Work to complete> Repeat the whole listing below, word for word.
»»
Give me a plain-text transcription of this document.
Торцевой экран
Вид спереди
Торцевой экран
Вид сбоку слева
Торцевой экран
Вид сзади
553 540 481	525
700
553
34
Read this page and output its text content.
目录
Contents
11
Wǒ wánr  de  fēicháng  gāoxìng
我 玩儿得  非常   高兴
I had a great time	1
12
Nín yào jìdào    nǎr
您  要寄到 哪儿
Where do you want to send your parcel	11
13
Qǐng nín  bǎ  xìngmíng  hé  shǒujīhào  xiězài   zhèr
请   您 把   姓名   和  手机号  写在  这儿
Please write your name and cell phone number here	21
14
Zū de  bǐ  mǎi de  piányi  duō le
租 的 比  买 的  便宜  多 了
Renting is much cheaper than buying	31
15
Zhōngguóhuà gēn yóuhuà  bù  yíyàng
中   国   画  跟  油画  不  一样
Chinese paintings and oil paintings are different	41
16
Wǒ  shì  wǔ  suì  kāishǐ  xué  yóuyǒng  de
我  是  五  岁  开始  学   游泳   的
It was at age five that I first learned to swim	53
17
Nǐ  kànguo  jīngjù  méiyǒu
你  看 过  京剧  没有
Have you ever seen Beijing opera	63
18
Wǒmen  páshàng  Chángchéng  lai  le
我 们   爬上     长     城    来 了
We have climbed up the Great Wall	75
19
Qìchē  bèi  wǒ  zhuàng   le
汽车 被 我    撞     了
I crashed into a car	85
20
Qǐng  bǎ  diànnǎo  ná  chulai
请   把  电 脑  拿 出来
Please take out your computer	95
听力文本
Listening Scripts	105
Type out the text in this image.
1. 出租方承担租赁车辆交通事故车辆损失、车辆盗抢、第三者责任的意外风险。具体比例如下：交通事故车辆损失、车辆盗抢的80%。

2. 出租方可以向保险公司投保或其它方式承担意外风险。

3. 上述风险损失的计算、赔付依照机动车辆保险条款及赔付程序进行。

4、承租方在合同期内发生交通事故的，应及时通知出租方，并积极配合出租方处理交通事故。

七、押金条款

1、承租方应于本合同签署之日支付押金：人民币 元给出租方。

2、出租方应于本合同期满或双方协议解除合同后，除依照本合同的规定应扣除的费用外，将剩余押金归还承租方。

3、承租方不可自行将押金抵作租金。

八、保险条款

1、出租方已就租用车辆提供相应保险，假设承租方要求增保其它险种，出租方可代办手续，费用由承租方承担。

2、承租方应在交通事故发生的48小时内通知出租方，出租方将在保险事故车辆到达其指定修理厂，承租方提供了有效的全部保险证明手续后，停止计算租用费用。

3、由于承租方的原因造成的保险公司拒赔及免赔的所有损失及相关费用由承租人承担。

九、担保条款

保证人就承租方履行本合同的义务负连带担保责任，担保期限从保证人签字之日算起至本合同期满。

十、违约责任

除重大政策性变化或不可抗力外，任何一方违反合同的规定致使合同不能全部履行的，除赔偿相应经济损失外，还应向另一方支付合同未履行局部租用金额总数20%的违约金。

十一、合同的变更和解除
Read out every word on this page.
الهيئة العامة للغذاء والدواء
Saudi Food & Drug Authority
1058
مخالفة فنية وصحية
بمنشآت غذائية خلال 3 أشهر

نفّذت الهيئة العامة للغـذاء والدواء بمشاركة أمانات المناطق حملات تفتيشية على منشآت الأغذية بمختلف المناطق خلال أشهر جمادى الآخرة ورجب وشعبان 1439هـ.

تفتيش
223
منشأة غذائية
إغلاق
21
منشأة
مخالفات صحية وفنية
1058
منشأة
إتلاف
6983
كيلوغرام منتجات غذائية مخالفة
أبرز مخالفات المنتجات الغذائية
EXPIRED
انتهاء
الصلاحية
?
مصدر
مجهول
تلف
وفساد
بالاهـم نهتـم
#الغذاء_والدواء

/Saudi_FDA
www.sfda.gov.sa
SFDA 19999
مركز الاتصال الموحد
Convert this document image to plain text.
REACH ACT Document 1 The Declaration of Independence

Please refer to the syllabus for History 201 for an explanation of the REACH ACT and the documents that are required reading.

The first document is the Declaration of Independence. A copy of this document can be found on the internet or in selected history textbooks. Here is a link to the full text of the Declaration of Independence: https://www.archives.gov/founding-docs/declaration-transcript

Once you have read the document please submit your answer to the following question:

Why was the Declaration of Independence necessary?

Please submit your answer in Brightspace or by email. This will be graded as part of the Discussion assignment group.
««
Response to this task>
Give me a plain-text transcription of this document.
Торцевой экран
Вид спереди
Торцевой экран
Вид сбоку слева
Торцевой экран
Вид сзади
553 540 481	525
700
553
34
Read this page and output its text content.
目录
Contents
11
Wǒ wánr  de  fēicháng  gāoxìng
我 玩儿得  非常   高兴
I had a great time	1
12
Nín yào jìdào    nǎr
您  要寄到 哪儿
Where do you want to send your parcel	11
13
Qǐng nín  bǎ  xìngmíng  hé  shǒujīhào  xiězài   zhèr
请   您 把   姓名   和  手机号  写在  这儿
Please write your name and cell phone number here	21
14
Zū de  bǐ  mǎi de  piányi  duō le
租 的 比  买 的  便宜  多 了
Renting is much cheaper than buying	31
15
Zhōngguóhuà gēn yóuhuà  bù  yíyàng
中   国   画  跟  油画  不  一样
Chinese paintings and oil paintings are different	41
16
Wǒ  shì  wǔ  suì  kāishǐ  xué  yóuyǒng  de
我  是  五  岁  开始  学   游泳   的
It was at age five that I first learned to swim	53
17
Nǐ  kànguo  jīngjù  méiyǒu
你  看 过  京剧  没有
Have you ever seen Beijing opera	63
18
Wǒmen  páshàng  Chángchéng  lai  le
我 们   爬上     长     城    来 了
We have climbed up the Great Wall	75
19
Qìchē  bèi  wǒ  zhuàng   le
汽车 被 我    撞     了
I crashed into a car	85
20
Qǐng  bǎ  diànnǎo  ná  chulai
请   把  电 脑  拿 出来
Please take out your computer	95
听力文本
Listening Scripts	105
Type out the text in this image.
1. 出租方承担租赁车辆交通事故车辆损失、车辆盗抢、第三者责任的意外风险。具体比例如下：交通事故车辆损失、车辆盗抢的80%。

2. 出租方可以向保险公司投保或其它方式承担意外风险。

3. 上述风险损失的计算、赔付依照机动车辆保险条款及赔付程序进行。

4、承租方在合同期内发生交通事故的，应及时通知出租方，并积极配合出租方处理交通事故。

七、押金条款

1、承租方应于本合同签署之日支付押金：人民币 元给出租方。

2、出租方应于本合同期满或双方协议解除合同后，除依照本合同的规定应扣除的费用外，将剩余押金归还承租方。

3、承租方不可自行将押金抵作租金。

八、保险条款

1、出租方已就租用车辆提供相应保险，假设承租方要求增保其它险种，出租方可代办手续，费用由承租方承担。

2、承租方应在交通事故发生的48小时内通知出租方，出租方将在保险事故车辆到达其指定修理厂，承租方提供了有效的全部保险证明手续后，停止计算租用费用。

3、由于承租方的原因造成的保险公司拒赔及免赔的所有损失及相关费用由承租人承担。

九、担保条款

保证人就承租方履行本合同的义务负连带担保责任，担保期限从保证人签字之日算起至本合同期满。

十、违约责任

除重大政策性变化或不可抗力外，任何一方违反合同的规定致使合同不能全部履行的，除赔偿相应经济损失外，还应向另一方支付合同未履行局部租用金额总数20%的违约金。

十一、合同的变更和解除
Read out every word on this page.
الهيئة العامة للغذاء والدواء
Saudi Food & Drug Authority
1058
مخالفة فنية وصحية
بمنشآت غذائية خلال 3 أشهر

نفّذت الهيئة العامة للغـذاء والدواء بمشاركة أمانات المناطق حملات تفتيشية على منشآت الأغذية بمختلف المناطق خلال أشهر جمادى الآخرة ورجب وشعبان 1439هـ.

تفتيش
223
منشأة غذائية
إغلاق
21
منشأة
مخالفات صحية وفنية
1058
منشأة
إتلاف
6983
كيلوغرام منتجات غذائية مخالفة
أبرز مخالفات المنتجات الغذائية
EXPIRED
انتهاء
الصلاحية
?
مصدر
مجهول
تلف
وفساد
بالاهـم نهتـم
#الغذاء_والدواء

/Saudi_FDA
www.sfda.gov.sa
SFDA 19999
مركز الاتصال الموحد
Convert this document image to plain text.
REACH ACT Document 1 The Declaration of Independence

Please refer to the syllabus for History 201 for an explanation of the REACH ACT and the documents that are required reading.

The first document is the Declaration of Independence. A copy of this document can be found on the internet or in selected history textbooks. Here is a link to the full text of the Declaration of Independence: https://www.archives.gov/founding-docs/declaration-transcript

Once you have read the document please submit your answer to the following question:

Why was the Declaration of Independence necessary?

Please submit your answer in Brightspace or by email. This will be graded as part of the Discussion assignment group.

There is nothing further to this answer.